- [Records shown]

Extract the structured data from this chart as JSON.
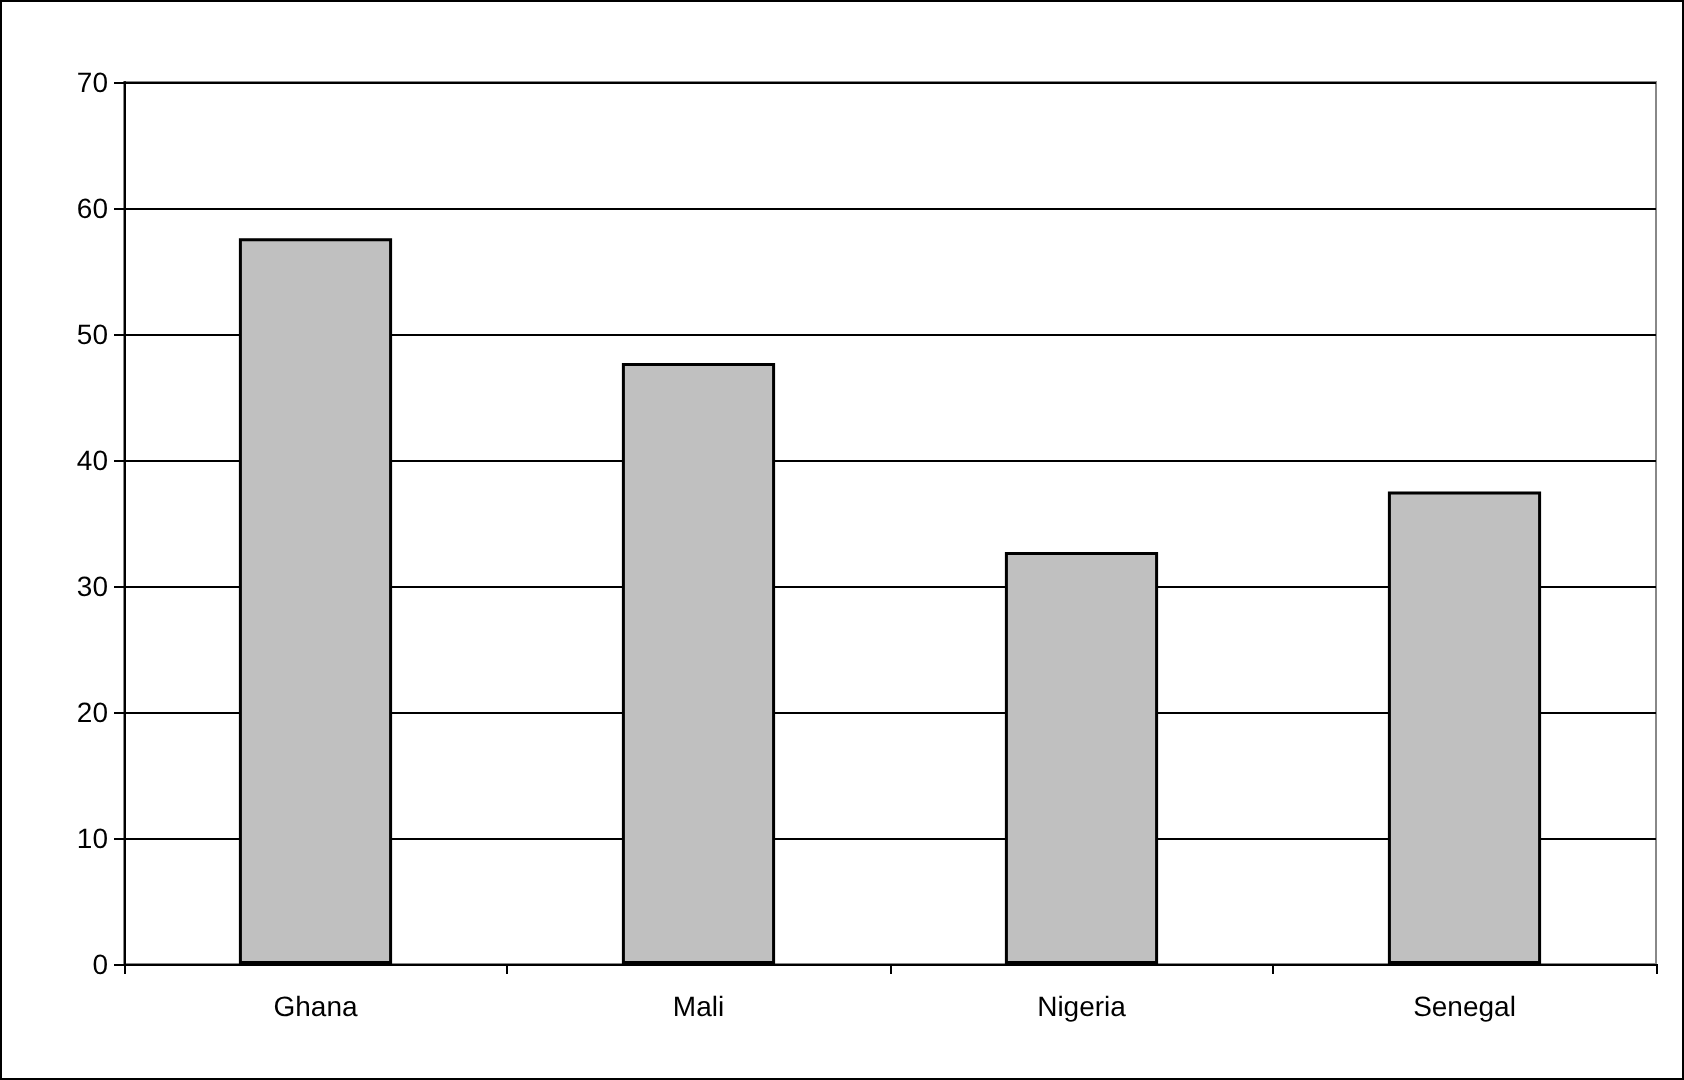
{
  "chart_data": {
    "type": "bar",
    "categories": [
      "Ghana",
      "Mali",
      "Nigeria",
      "Senegal"
    ],
    "values": [
      57.6,
      47.7,
      32.7,
      37.5
    ],
    "color": "#c0c0c0",
    "ylim": [
      0,
      70
    ],
    "yticks": [
      0,
      10,
      20,
      30,
      40,
      50,
      60,
      70
    ],
    "grid": "y"
  }
}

- [Instructions to follow] All of the data needs repeating exactly, but the pictures do not.

- [Result]
Extract the structured data from this chart as JSON.
{
  "chart_data": {
    "type": "bar",
    "categories": [
      "Ghana",
      "Mali",
      "Nigeria",
      "Senegal"
    ],
    "values": [
      57.6,
      47.7,
      32.7,
      37.5
    ],
    "color": "#c0c0c0",
    "ylim": [
      0,
      70
    ],
    "yticks": [
      0,
      10,
      20,
      30,
      40,
      50,
      60,
      70
    ],
    "grid": "y"
  }
}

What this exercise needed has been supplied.